### Aim
Say how many lines contain "structure", using only the number.

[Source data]

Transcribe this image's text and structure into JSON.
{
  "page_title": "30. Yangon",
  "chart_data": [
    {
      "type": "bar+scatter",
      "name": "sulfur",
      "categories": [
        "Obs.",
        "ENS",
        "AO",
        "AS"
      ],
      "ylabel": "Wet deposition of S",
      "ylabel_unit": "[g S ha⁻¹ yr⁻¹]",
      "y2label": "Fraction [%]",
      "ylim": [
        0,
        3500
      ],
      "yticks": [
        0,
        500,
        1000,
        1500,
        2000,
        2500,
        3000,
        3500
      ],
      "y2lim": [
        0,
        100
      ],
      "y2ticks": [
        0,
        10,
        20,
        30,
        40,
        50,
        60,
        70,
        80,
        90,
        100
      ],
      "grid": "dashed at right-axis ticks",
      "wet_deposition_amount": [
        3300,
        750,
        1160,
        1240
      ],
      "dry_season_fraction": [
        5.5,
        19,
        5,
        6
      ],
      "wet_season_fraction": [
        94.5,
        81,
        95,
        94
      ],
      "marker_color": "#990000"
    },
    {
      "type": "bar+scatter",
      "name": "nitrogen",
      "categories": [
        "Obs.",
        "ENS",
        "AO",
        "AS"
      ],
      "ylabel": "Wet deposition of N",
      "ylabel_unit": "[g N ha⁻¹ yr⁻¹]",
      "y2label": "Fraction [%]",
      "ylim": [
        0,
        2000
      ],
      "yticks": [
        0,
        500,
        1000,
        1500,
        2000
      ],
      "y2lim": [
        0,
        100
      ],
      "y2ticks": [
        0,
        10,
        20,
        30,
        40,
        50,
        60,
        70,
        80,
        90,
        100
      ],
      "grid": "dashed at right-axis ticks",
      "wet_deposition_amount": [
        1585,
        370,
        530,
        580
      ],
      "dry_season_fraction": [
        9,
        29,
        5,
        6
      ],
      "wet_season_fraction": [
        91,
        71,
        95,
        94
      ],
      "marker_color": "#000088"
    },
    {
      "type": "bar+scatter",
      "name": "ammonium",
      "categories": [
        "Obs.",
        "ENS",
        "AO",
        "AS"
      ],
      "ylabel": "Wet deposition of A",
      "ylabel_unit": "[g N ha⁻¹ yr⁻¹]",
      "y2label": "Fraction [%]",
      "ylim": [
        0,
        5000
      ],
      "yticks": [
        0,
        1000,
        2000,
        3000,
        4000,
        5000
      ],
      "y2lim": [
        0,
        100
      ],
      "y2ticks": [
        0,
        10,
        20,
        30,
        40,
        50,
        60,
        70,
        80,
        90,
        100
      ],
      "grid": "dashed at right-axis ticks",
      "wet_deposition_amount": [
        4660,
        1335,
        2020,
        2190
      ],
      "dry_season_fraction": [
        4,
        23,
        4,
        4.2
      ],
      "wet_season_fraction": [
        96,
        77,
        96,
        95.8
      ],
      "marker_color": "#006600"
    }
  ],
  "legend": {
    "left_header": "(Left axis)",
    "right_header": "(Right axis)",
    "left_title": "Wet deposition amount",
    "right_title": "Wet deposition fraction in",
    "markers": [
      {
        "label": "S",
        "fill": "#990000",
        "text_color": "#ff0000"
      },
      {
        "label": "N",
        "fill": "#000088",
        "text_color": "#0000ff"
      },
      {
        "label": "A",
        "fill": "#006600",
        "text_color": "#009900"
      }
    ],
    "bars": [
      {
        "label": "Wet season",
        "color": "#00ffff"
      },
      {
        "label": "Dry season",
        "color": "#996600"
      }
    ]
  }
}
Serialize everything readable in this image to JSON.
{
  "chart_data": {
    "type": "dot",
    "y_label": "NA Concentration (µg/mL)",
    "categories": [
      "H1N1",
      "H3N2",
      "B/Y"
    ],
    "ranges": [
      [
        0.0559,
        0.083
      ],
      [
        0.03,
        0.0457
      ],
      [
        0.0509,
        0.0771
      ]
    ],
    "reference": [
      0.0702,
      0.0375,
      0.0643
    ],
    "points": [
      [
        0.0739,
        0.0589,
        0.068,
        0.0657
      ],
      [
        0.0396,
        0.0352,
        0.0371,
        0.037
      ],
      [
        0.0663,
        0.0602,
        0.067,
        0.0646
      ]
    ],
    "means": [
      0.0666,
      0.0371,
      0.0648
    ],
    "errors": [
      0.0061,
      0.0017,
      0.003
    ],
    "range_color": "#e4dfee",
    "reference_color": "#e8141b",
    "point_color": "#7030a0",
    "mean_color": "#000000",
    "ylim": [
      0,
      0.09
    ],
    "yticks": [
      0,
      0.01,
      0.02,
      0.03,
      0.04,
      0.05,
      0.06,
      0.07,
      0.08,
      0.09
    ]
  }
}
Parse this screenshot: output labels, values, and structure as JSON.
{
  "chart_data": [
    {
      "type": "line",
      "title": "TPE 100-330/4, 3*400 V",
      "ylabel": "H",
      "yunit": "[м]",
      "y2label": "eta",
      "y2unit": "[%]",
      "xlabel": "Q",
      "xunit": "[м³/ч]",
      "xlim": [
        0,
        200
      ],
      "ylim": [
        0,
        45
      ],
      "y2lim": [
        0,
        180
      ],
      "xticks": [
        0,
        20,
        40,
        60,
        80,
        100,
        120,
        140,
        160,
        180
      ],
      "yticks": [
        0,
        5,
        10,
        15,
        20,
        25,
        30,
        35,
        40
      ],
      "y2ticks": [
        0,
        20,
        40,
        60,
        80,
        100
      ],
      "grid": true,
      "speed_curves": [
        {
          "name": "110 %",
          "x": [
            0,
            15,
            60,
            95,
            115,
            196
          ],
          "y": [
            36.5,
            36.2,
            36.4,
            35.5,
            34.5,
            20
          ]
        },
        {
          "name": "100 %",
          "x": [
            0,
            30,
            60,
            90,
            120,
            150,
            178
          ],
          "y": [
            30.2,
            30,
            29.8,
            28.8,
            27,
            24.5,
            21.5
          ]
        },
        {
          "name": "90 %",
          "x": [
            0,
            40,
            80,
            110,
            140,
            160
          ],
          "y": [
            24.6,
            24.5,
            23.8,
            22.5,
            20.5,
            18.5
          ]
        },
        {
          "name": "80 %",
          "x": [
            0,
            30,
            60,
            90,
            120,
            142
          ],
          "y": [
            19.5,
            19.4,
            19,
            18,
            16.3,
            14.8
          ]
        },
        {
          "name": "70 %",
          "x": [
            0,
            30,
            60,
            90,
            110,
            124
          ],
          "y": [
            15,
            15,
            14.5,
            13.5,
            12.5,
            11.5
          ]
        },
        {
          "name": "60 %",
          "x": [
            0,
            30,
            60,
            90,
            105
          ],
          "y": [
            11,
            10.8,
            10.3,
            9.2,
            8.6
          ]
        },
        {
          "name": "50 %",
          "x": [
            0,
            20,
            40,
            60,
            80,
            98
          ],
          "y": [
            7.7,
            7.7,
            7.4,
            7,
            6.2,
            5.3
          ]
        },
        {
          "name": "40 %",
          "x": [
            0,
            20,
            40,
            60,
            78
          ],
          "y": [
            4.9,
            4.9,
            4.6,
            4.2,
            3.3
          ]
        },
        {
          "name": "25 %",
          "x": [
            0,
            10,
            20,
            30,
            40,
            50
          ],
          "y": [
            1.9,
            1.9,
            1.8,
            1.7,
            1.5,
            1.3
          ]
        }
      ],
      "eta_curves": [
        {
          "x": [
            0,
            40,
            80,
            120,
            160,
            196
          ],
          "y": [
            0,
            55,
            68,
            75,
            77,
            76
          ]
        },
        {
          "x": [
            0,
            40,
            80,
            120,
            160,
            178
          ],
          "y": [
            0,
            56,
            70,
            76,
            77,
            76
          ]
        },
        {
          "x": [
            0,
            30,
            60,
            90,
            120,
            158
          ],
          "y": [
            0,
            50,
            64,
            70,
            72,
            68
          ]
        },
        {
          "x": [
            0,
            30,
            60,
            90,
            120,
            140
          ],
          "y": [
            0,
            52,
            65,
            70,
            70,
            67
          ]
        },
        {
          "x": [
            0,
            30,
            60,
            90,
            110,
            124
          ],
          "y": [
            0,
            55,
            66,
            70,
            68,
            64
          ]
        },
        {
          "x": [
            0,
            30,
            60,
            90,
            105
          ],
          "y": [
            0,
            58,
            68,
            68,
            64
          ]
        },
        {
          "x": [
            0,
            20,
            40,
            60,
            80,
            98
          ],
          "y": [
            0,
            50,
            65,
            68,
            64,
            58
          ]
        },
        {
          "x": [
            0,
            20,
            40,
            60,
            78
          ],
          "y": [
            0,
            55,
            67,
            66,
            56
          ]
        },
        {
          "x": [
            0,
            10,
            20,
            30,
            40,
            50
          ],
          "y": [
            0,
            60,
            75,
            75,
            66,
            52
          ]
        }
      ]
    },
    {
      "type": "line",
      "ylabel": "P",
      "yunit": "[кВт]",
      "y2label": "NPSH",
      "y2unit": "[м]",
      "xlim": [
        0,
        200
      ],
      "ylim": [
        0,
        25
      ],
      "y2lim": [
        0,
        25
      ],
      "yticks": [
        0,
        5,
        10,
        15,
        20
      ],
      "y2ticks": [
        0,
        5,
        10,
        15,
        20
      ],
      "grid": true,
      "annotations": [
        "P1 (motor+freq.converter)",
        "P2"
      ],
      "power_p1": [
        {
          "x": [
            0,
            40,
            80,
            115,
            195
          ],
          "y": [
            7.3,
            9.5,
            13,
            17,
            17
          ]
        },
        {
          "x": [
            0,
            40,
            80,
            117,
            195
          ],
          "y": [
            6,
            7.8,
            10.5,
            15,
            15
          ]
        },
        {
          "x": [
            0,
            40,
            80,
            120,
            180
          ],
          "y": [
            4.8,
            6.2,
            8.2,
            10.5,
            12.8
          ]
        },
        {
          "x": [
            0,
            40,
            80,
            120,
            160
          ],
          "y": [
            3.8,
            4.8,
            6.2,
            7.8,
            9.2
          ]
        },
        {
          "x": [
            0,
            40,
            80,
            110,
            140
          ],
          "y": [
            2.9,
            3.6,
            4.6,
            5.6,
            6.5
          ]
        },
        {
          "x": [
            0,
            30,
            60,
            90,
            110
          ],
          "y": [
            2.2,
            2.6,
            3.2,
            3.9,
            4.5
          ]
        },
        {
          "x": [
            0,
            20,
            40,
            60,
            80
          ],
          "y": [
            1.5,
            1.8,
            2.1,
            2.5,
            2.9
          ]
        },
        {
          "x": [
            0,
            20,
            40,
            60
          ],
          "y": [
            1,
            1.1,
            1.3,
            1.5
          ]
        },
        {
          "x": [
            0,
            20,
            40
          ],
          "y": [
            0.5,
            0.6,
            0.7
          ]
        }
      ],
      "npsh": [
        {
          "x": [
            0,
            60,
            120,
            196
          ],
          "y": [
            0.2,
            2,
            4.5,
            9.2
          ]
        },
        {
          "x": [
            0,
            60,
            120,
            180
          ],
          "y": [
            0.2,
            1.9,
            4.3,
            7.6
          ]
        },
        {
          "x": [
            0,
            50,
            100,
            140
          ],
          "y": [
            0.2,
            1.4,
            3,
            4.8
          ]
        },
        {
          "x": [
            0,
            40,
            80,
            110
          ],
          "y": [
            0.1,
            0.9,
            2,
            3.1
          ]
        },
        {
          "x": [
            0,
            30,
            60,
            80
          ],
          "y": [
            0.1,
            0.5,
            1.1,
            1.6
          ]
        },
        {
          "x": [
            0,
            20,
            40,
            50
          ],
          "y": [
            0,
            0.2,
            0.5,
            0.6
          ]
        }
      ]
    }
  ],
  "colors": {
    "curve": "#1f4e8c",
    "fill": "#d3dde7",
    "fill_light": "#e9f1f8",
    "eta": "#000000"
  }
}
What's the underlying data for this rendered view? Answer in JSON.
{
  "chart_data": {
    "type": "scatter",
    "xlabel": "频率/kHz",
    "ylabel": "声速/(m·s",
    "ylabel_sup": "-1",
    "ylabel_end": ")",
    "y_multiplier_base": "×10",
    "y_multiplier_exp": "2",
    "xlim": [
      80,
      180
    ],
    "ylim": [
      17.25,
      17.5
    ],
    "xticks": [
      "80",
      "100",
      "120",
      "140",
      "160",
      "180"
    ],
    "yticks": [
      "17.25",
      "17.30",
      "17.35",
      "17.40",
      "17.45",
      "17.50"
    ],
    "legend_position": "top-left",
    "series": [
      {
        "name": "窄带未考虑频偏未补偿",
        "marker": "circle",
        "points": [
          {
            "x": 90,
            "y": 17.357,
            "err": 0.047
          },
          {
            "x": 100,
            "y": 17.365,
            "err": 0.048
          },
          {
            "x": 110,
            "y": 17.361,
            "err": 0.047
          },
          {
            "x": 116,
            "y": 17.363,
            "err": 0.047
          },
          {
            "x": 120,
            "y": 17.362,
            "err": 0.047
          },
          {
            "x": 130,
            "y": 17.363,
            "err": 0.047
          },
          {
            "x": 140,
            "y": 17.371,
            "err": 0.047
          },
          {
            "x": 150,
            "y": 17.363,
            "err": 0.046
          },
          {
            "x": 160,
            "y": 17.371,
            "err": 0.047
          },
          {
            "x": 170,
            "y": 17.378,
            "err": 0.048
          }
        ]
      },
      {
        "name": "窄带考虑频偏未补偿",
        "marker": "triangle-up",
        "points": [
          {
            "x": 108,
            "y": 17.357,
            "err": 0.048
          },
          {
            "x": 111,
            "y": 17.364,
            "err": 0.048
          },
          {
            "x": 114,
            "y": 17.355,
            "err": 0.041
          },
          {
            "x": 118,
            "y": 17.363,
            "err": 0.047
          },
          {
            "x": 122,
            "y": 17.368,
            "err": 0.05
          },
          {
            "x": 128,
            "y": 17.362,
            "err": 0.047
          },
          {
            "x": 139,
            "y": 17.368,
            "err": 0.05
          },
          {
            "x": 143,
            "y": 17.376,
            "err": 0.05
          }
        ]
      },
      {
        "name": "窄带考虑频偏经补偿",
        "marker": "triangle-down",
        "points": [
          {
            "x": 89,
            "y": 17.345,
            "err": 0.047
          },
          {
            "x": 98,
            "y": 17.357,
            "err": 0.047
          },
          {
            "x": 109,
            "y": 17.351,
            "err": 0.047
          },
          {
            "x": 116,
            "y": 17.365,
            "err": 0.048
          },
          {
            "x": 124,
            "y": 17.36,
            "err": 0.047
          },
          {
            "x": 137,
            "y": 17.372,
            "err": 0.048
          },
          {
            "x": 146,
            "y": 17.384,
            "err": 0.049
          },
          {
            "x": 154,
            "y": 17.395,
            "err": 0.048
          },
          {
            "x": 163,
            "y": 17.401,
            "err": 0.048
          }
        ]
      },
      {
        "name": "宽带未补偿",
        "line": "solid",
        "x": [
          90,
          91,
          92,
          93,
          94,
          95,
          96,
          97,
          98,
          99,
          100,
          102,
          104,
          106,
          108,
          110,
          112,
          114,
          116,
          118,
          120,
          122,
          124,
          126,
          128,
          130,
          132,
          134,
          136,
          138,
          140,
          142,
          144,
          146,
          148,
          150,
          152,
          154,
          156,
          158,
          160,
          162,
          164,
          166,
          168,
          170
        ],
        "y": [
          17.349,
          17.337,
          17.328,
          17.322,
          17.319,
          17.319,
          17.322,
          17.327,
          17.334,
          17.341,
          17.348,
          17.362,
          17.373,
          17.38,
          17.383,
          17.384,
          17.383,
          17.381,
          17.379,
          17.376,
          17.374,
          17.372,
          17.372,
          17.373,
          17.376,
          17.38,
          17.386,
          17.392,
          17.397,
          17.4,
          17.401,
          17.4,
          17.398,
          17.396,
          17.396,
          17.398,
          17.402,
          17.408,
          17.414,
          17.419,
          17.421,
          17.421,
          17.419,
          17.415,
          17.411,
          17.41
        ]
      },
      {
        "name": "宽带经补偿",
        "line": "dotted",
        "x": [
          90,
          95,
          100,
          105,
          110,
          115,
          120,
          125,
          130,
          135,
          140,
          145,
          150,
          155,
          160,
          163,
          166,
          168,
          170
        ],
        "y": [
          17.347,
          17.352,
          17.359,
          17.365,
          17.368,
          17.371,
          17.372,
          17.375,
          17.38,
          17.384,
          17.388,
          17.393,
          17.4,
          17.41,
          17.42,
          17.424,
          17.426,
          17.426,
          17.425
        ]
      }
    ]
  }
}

### Response below
2